(WORK INSTRUCTIONS): Repeat the lines below exactly as they appear, but leave out the images.

─── INPUT MATERIAL ───

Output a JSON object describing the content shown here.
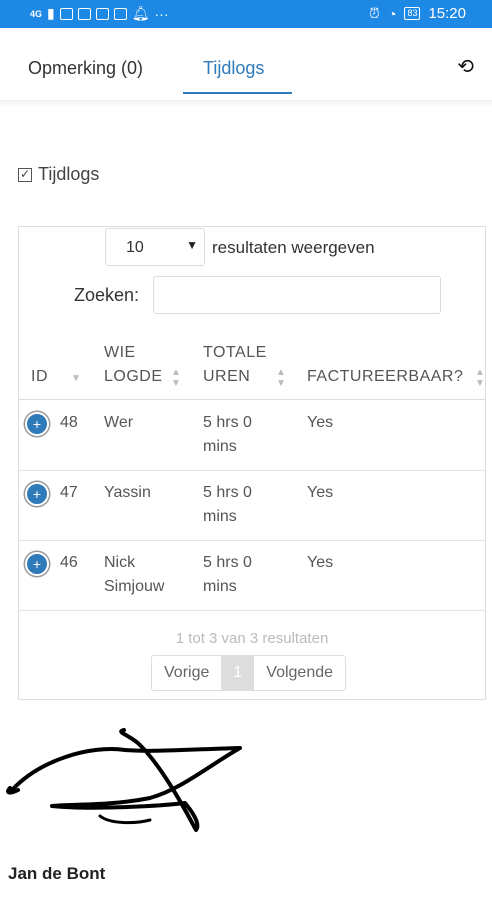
{
  "statusbar": {
    "signal_text": "4G",
    "battery": "83",
    "time": "15:20"
  },
  "tabs": [
    {
      "label": "Opmerking (0)",
      "active": false
    },
    {
      "label": "Tijdlogs",
      "active": true
    }
  ],
  "section": {
    "title": "Tijdlogs"
  },
  "table": {
    "length_value": "10",
    "length_label": "resultaten weergeven",
    "search_label": "Zoeken:",
    "search_value": "",
    "headers": {
      "id": "ID",
      "who": [
        "WIE",
        "LOGDE"
      ],
      "total": [
        "TOTALE",
        "UREN"
      ],
      "billable": "FACTUREERBAAR?"
    },
    "rows": [
      {
        "id": "48",
        "who": [
          "Wer"
        ],
        "total": [
          "5 hrs 0",
          "mins"
        ],
        "billable": "Yes"
      },
      {
        "id": "47",
        "who": [
          "Yassin"
        ],
        "total": [
          "5 hrs 0",
          "mins"
        ],
        "billable": "Yes"
      },
      {
        "id": "46",
        "who": [
          "Nick",
          "Simjouw"
        ],
        "total": [
          "5 hrs 0",
          "mins"
        ],
        "billable": "Yes"
      }
    ],
    "info": "1 tot 3 van 3 resultaten",
    "pagination": {
      "prev": "Vorige",
      "current": "1",
      "next": "Volgende"
    }
  },
  "signer_name": "Jan de Bont",
  "colors": {
    "accent": "#2f7ab8",
    "statusbar": "#1e88e5"
  }
}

───

(FINAL RESULT):
Output a JSON object describing the content shown here.
{
  "statusbar": {
    "signal_text": "4G",
    "battery": "83",
    "time": "15:20"
  },
  "tabs": [
    {
      "label": "Opmerking (0)",
      "active": false
    },
    {
      "label": "Tijdlogs",
      "active": true
    }
  ],
  "section": {
    "title": "Tijdlogs"
  },
  "table": {
    "length_value": "10",
    "length_label": "resultaten weergeven",
    "search_label": "Zoeken:",
    "search_value": "",
    "headers": {
      "id": "ID",
      "who": [
        "WIE",
        "LOGDE"
      ],
      "total": [
        "TOTALE",
        "UREN"
      ],
      "billable": "FACTUREERBAAR?"
    },
    "rows": [
      {
        "id": "48",
        "who": [
          "Wer"
        ],
        "total": [
          "5 hrs 0",
          "mins"
        ],
        "billable": "Yes"
      },
      {
        "id": "47",
        "who": [
          "Yassin"
        ],
        "total": [
          "5 hrs 0",
          "mins"
        ],
        "billable": "Yes"
      },
      {
        "id": "46",
        "who": [
          "Nick",
          "Simjouw"
        ],
        "total": [
          "5 hrs 0",
          "mins"
        ],
        "billable": "Yes"
      }
    ],
    "info": "1 tot 3 van 3 resultaten",
    "pagination": {
      "prev": "Vorige",
      "current": "1",
      "next": "Volgende"
    }
  },
  "signer_name": "Jan de Bont",
  "colors": {
    "accent": "#2f7ab8",
    "statusbar": "#1e88e5"
  }
}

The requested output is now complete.